= Task directions =
Among the entries below, count the lines where the string "your" occurs, and give only the number.

•••

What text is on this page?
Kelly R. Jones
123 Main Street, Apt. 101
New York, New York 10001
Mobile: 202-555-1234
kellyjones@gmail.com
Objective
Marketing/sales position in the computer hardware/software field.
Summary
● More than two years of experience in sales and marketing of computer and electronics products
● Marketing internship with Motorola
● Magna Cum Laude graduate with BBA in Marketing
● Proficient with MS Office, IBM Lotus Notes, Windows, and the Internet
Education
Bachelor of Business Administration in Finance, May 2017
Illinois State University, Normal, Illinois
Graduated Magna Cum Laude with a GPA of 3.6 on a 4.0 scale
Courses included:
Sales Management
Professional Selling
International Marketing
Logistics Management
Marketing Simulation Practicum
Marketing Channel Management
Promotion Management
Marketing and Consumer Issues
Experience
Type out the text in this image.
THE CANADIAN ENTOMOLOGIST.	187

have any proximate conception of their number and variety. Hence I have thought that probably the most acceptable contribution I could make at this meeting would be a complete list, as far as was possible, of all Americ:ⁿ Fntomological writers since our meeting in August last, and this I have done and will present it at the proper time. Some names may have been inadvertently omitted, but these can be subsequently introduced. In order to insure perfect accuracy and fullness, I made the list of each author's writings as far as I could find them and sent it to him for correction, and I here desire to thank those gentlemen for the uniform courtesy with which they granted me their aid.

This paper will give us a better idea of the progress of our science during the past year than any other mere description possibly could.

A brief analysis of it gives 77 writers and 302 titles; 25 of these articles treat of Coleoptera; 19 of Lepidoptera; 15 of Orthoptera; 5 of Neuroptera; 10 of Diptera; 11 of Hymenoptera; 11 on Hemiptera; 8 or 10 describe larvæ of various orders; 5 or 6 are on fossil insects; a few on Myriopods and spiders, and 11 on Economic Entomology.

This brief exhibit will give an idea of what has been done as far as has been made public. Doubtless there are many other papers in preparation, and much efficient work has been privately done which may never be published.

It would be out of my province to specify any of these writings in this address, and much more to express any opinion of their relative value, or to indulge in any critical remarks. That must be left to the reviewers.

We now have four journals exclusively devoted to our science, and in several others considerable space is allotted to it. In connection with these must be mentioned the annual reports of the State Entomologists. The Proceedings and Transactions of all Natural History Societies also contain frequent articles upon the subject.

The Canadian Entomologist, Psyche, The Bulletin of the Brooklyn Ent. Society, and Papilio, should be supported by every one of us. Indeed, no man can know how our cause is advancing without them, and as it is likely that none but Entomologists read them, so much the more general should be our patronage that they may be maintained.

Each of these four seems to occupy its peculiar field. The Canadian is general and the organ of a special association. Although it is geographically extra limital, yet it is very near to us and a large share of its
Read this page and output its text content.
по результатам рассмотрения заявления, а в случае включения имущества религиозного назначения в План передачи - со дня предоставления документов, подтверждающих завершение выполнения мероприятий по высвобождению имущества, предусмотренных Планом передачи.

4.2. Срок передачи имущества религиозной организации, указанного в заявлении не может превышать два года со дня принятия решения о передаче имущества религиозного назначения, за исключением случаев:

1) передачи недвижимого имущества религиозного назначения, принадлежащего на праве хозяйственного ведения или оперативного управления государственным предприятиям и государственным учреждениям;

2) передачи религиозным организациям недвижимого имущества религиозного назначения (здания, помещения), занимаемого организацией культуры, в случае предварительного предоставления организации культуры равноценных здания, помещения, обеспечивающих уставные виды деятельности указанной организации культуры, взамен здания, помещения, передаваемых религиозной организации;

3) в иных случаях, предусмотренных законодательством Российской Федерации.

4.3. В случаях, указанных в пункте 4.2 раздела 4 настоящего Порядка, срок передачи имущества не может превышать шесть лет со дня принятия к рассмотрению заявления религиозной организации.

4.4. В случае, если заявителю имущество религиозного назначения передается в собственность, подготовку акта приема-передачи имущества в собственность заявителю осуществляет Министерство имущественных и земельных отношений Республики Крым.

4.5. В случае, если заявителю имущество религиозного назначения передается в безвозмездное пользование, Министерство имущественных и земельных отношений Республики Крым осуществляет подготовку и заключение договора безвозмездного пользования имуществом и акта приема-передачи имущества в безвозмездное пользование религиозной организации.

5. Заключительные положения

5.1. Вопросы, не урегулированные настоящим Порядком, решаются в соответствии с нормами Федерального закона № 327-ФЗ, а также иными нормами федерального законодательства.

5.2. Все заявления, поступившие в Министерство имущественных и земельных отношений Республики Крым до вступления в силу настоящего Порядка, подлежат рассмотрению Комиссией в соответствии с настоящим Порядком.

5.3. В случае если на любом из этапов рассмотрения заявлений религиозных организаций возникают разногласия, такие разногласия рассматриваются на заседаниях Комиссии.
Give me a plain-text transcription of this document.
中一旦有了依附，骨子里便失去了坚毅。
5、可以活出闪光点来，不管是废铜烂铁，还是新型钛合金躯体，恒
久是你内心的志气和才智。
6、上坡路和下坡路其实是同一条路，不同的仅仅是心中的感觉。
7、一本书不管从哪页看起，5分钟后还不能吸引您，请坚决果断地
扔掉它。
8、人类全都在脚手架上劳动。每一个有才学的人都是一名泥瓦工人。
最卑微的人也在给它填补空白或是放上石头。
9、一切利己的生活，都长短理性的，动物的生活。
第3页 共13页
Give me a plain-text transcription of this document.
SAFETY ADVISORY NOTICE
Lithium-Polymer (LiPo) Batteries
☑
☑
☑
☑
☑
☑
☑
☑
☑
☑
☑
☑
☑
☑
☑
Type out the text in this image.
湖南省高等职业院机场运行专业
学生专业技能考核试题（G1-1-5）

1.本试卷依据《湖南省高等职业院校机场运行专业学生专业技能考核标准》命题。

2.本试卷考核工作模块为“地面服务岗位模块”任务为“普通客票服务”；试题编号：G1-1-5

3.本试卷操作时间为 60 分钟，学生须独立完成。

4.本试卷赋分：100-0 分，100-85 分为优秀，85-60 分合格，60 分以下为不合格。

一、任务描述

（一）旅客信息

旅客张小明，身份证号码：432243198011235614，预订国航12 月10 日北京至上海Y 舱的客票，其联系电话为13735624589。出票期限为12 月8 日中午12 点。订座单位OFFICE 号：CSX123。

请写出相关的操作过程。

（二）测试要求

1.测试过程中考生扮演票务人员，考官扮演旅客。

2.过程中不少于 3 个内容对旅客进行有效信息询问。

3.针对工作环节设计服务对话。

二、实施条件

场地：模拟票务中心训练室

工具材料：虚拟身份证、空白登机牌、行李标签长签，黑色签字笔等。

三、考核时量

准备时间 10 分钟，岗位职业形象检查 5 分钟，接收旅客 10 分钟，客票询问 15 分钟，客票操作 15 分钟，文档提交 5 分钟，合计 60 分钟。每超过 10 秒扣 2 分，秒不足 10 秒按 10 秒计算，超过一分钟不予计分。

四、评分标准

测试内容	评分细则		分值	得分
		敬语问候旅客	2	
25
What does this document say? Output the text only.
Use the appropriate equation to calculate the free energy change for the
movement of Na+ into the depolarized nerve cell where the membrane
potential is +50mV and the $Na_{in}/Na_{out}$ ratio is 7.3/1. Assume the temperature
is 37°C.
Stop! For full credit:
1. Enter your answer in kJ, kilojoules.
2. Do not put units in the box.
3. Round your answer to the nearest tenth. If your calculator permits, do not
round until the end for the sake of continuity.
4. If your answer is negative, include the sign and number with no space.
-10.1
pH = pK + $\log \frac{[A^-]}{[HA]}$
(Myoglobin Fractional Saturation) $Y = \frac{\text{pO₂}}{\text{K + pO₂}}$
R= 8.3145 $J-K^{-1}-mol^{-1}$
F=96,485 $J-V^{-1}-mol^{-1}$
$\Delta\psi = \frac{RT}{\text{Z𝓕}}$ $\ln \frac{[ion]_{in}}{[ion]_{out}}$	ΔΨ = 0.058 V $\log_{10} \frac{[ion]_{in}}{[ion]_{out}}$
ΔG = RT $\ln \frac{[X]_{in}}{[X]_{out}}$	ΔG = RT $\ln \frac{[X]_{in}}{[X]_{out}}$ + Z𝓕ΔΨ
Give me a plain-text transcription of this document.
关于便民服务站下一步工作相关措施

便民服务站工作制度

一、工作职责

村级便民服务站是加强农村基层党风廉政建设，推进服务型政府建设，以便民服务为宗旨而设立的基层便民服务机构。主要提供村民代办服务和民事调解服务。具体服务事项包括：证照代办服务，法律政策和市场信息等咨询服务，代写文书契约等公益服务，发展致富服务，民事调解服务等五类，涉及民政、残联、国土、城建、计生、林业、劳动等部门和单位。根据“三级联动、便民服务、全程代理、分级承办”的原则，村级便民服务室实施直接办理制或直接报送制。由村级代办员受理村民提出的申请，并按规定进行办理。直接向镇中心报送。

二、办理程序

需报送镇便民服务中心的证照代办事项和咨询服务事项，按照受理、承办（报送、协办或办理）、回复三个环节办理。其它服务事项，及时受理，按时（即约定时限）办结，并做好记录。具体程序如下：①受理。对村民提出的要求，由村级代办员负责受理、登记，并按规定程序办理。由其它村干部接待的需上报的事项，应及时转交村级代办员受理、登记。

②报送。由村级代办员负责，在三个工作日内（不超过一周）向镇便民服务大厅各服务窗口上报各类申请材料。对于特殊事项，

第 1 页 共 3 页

•••

= Complete answer =
3